> TO DO
Pull every line of the entries that has the word "στις".

> RECORDS TO USE
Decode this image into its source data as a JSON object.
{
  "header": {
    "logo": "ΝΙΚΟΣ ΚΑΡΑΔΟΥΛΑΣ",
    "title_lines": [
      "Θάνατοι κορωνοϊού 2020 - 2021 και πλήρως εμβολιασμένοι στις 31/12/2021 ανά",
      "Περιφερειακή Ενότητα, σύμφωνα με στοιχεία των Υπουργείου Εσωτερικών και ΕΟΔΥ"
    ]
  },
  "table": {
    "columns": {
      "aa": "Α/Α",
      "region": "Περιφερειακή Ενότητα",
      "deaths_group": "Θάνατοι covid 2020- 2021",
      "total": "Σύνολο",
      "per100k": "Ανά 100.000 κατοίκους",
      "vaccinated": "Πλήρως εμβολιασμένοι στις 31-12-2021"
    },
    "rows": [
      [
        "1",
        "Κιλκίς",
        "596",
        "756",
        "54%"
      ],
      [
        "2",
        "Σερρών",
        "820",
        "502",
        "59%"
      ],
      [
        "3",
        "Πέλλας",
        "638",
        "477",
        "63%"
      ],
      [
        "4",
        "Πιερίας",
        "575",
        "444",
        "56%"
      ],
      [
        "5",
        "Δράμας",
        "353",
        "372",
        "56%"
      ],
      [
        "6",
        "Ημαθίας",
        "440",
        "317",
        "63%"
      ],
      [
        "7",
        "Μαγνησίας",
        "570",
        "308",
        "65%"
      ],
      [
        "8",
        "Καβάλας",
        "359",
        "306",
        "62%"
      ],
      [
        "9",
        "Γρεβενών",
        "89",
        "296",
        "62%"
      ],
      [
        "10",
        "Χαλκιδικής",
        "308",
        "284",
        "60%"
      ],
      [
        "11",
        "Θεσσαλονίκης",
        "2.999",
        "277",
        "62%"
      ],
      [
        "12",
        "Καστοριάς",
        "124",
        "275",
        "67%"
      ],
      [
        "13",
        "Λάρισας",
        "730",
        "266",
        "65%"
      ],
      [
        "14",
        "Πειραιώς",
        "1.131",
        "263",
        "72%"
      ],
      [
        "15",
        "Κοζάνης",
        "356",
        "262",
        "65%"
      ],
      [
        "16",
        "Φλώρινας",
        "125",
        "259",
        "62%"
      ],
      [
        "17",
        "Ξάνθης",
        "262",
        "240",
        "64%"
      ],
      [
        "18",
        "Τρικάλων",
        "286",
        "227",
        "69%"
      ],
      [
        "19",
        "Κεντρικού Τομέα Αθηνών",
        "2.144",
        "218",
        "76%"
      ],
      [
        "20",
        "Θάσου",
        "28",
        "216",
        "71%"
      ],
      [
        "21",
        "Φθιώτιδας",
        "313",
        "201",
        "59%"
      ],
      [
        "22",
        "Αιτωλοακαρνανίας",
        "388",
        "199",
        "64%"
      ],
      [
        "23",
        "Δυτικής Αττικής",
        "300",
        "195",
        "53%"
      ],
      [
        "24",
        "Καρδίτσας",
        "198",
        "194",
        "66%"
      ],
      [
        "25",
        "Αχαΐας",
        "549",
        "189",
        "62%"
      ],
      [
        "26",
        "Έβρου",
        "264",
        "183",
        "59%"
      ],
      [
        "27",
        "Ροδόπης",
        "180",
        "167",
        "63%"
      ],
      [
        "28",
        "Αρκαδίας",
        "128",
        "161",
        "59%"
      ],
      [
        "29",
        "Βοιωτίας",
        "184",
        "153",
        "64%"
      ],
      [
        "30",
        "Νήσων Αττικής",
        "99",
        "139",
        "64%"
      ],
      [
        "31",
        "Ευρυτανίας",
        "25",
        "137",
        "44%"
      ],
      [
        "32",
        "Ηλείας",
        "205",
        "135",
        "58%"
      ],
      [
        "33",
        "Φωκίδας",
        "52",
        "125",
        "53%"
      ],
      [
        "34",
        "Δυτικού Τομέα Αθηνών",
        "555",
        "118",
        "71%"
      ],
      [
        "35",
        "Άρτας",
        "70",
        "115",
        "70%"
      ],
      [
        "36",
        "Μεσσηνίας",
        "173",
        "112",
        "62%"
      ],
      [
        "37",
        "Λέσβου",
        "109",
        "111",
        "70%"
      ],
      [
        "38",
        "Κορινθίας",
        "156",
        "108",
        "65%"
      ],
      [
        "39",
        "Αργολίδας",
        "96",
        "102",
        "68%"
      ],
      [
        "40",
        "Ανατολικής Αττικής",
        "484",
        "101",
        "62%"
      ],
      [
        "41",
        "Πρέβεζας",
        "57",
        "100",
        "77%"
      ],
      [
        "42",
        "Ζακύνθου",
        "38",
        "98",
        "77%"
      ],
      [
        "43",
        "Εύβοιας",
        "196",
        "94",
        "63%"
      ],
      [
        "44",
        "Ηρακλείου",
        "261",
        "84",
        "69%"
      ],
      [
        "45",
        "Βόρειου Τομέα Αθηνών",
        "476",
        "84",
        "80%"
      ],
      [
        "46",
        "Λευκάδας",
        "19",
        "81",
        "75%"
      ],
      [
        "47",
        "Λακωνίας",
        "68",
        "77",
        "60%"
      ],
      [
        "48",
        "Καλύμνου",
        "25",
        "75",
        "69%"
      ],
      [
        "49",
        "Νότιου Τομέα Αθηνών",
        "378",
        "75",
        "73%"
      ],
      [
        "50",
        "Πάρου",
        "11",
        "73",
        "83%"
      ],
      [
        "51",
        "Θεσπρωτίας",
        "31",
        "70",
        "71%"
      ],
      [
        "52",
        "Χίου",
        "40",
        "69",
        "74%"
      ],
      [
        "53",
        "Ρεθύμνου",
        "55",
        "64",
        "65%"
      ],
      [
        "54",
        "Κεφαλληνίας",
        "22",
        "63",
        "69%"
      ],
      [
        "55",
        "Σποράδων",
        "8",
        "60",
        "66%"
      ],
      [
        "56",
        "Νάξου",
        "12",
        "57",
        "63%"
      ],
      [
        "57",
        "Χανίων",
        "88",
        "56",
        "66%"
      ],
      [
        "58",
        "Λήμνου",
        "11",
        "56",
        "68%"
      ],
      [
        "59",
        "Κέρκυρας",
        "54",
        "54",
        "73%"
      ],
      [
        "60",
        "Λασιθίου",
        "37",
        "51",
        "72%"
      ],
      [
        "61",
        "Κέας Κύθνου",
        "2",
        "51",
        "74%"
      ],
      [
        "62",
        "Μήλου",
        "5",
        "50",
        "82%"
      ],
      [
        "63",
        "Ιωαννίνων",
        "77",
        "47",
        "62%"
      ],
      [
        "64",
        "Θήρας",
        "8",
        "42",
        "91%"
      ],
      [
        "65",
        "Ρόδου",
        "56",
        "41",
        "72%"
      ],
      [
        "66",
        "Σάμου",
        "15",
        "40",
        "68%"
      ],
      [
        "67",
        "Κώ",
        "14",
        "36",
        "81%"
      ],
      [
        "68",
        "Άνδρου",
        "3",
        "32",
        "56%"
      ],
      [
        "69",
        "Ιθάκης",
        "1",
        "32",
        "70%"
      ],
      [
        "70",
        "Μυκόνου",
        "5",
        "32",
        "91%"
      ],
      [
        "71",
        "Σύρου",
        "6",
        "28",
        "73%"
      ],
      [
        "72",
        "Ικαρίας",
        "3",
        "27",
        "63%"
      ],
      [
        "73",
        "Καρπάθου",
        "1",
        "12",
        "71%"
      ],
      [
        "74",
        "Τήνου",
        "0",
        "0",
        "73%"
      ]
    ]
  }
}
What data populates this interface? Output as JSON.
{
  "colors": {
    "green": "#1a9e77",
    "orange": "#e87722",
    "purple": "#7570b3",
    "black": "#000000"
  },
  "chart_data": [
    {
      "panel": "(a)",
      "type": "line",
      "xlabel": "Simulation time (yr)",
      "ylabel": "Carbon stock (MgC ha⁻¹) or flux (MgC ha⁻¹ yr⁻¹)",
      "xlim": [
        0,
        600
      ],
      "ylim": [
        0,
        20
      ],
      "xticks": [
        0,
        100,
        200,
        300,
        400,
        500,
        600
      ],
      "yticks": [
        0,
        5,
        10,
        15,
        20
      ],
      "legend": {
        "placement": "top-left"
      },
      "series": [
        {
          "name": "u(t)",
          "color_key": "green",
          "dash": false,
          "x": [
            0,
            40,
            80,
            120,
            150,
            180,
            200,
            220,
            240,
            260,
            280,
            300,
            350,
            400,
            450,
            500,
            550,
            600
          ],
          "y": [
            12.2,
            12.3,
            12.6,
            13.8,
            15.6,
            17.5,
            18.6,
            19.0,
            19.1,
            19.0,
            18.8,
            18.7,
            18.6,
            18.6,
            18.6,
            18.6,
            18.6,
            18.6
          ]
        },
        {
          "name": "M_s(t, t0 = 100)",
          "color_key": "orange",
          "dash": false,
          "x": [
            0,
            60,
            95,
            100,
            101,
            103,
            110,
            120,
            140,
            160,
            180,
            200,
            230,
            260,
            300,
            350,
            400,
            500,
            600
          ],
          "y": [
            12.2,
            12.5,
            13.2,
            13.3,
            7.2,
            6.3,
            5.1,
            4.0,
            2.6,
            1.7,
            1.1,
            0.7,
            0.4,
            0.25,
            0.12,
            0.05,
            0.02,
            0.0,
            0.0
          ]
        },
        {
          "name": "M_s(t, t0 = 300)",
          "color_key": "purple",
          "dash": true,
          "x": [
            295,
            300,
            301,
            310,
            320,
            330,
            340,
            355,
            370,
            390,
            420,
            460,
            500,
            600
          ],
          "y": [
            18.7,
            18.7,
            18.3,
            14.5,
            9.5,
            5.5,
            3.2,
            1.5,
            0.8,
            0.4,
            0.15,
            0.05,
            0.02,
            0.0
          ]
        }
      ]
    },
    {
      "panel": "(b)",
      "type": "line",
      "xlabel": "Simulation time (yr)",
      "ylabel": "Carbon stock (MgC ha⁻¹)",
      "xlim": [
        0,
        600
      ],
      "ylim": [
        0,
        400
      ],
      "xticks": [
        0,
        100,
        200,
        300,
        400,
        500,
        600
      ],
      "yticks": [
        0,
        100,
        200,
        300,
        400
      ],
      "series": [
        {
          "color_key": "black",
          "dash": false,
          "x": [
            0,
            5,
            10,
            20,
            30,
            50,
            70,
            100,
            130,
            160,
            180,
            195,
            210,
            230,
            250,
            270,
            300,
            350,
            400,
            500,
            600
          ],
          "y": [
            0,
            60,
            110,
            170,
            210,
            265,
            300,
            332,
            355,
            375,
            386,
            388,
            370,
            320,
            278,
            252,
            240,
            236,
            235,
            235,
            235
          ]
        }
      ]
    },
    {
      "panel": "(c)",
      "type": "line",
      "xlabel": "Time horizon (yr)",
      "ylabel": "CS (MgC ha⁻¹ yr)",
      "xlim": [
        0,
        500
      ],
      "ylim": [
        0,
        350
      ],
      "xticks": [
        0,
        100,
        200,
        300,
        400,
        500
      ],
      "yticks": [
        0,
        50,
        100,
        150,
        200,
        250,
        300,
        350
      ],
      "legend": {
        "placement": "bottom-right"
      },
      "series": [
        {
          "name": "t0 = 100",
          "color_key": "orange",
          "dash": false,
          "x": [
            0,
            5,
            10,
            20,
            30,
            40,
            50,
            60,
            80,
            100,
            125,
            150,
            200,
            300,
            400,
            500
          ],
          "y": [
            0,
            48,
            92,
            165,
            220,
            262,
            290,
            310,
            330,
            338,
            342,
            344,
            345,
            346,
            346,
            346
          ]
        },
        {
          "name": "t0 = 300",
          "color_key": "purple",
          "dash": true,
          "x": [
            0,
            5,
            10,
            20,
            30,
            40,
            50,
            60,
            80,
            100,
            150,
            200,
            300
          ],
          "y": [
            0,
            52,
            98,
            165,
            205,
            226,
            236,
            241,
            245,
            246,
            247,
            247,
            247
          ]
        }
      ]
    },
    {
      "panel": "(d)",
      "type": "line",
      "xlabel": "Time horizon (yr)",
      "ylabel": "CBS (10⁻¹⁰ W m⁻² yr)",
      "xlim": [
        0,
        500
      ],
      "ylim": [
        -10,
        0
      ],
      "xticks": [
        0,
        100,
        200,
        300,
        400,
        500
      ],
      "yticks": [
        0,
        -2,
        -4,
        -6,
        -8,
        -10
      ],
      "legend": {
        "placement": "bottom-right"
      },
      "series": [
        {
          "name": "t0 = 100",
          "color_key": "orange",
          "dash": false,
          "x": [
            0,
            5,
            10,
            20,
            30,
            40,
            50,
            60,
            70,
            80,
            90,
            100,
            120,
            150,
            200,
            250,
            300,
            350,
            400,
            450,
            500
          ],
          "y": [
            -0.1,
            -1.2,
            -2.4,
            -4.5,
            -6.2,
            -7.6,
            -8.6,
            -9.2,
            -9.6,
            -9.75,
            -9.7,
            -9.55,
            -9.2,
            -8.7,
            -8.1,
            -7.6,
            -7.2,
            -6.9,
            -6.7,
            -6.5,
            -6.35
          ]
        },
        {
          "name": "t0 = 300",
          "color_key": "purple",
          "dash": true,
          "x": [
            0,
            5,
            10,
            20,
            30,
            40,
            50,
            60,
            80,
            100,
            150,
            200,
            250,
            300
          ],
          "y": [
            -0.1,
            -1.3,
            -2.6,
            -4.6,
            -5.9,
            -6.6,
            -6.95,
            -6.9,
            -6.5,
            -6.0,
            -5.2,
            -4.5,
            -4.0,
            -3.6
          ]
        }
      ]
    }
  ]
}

> FULL OUTPUT
      "Θάνατοι κορωνοϊού 2020 - 2021 και πλήρως εμβολιασμένοι στις 31/12/2021 ανά",
      "vaccinated": "Πλήρως εμβολιασμένοι στις 31-12-2021"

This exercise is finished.